# YJ 4x4x4 Pin Mod Tutorial



## DaijoCube (Mar 22, 2010)

Since I found none on the Internet, I made one!

There is the tutorial to get rid of the clickiness and prevent misalignment!


----------



## Parity (Mar 22, 2010)

It says when I play it
"this video is not available."


----------



## kunz (Mar 22, 2010)

yea but and awesome frog vid comes up


----------



## ben1996123 (Mar 22, 2010)

kunz said:


> yea but and awesome frog vid comes up



lol awesome


----------



## skarian (Mar 22, 2010)

you can view the vid on his channel (click on the youtube icon, on his post)


----------



## DaijoCube (Mar 22, 2010)

Weird, it works on my channel, but says ''processing'' when on a normal window!


----------



## DaijoCube (Mar 22, 2010)

It works fine, but I must change the audio since it is copyrighted


----------



## iSpinz (Apr 14, 2010)

I can't find a good pin to use....


----------



## DaijoCube (Apr 14, 2010)

iSpinz said:


> I can't find a good pin to use....



Sewing needles (I'm not if I said this right) make perfect pins.


----------



## crazymanjimbo46 (May 15, 2010)

Awesome, doing this for my friend now.


----------



## ~Phoenix Death~ (Jun 18, 2010)

You are one of the best people out there!

**Dataset records:**
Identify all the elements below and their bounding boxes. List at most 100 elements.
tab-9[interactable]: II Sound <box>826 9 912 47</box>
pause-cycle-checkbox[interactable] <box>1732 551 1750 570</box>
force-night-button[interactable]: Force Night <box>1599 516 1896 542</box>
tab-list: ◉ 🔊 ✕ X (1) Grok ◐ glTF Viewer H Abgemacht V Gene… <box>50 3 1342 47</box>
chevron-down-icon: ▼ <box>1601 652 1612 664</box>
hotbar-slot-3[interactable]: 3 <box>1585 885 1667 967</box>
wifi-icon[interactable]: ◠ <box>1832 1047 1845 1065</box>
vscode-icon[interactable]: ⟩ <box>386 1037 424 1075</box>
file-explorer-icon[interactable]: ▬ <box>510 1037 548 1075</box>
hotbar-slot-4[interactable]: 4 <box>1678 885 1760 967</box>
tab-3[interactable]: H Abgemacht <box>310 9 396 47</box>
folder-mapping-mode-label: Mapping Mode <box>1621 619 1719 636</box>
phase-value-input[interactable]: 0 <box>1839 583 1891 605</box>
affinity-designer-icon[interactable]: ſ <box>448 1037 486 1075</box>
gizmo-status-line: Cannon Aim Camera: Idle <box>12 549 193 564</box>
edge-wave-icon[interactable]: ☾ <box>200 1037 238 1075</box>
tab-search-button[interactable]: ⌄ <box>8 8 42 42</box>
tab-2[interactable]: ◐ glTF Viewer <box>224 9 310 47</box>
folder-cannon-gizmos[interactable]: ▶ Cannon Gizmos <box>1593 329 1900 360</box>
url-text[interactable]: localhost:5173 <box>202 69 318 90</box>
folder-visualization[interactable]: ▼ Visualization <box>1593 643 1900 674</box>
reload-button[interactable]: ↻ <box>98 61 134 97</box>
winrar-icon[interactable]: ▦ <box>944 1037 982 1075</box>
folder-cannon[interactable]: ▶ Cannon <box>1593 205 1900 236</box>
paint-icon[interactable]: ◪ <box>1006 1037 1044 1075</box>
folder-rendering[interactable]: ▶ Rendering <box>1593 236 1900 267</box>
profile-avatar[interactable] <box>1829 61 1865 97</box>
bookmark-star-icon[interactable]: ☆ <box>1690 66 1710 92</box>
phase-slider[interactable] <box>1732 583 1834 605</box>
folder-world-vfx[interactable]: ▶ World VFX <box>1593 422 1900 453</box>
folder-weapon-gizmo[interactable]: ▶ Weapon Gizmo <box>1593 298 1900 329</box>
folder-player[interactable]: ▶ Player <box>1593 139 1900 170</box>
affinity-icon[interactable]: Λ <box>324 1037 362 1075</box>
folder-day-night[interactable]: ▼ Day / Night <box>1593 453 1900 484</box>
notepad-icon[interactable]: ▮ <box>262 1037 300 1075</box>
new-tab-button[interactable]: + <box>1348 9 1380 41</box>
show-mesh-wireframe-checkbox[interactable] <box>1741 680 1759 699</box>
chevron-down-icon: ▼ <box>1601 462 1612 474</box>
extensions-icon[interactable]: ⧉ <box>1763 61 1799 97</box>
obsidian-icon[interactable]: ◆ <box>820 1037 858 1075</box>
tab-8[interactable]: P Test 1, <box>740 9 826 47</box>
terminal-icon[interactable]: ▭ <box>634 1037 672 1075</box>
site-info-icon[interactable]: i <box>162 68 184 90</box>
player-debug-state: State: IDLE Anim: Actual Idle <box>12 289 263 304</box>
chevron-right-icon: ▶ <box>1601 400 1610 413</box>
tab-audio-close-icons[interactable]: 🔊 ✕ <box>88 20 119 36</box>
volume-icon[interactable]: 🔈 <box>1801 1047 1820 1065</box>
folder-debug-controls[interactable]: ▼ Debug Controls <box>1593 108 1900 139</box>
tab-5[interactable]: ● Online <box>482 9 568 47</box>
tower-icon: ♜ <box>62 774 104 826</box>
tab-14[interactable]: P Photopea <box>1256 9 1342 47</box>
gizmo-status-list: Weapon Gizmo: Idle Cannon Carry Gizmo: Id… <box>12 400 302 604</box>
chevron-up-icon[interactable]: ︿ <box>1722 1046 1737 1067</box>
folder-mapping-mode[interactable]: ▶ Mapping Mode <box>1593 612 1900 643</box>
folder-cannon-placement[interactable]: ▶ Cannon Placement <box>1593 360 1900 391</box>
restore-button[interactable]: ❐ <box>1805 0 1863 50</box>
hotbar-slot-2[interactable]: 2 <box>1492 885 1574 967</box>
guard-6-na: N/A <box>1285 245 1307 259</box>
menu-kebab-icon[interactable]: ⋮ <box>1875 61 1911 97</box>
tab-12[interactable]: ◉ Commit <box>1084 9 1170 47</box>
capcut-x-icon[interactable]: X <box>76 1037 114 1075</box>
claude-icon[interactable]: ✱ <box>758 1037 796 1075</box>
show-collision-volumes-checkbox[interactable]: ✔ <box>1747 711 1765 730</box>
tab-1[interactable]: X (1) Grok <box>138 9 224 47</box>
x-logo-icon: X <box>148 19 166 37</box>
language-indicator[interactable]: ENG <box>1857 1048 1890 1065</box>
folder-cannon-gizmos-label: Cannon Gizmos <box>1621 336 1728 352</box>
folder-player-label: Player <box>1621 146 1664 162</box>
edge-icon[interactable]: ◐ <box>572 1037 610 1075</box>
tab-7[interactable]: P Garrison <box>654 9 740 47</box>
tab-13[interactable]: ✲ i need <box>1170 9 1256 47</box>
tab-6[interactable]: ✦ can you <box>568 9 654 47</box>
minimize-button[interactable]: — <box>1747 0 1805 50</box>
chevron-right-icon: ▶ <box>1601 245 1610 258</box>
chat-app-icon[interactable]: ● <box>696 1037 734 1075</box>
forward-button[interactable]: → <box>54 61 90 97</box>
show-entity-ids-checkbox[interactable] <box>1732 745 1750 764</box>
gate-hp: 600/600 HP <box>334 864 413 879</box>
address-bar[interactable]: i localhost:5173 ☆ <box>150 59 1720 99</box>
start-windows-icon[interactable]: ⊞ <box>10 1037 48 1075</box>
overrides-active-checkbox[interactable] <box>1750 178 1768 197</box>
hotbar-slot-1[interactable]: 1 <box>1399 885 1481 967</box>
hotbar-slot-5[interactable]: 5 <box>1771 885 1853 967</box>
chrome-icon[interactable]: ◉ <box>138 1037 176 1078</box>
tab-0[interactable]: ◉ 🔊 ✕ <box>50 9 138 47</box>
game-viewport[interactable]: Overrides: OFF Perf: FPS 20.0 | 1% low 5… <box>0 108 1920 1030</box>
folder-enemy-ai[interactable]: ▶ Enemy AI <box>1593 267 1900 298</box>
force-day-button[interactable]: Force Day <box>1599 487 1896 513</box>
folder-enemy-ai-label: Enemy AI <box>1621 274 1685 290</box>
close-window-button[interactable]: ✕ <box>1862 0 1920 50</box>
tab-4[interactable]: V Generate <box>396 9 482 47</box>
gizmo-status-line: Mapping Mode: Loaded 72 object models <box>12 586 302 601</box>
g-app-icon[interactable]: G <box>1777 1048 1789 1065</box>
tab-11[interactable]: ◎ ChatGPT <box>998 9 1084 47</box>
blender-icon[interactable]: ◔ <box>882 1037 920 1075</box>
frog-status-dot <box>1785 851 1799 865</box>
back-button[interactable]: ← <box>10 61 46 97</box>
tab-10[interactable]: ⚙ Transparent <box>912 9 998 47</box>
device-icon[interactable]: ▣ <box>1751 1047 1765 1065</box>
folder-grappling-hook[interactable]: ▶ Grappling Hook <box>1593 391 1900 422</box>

**Directive:** Reproduce the complete forum thread about the YJ 4x4x4 pin mod tutorial above, word for word, from its title through the final post.

**Completed task:**
# YJ 4x4x4 Pin Mod Tutorial



## DaijoCube (Mar 22, 2010)

Since I found none on the Internet, I made one!

There is the tutorial to get rid of the clickiness and prevent misalignment!


----------



## Parity (Mar 22, 2010)

It says when I play it
"this video is not available."


----------



## kunz (Mar 22, 2010)

yea but and awesome frog vid comes up


----------



## ben1996123 (Mar 22, 2010)

kunz said:


> yea but and awesome frog vid comes up



lol awesome


----------



## skarian (Mar 22, 2010)

you can view the vid on his channel (click on the youtube icon, on his post)


----------



## DaijoCube (Mar 22, 2010)

Weird, it works on my channel, but says ''processing'' when on a normal window!


----------



## DaijoCube (Mar 22, 2010)

It works fine, but I must change the audio since it is copyrighted


----------



## iSpinz (Apr 14, 2010)

I can't find a good pin to use....


----------



## DaijoCube (Apr 14, 2010)

iSpinz said:


> I can't find a good pin to use....



Sewing needles (I'm not if I said this right) make perfect pins.


----------



## crazymanjimbo46 (May 15, 2010)

Awesome, doing this for my friend now.


----------



## ~Phoenix Death~ (Jun 18, 2010)

You are one of the best people out there!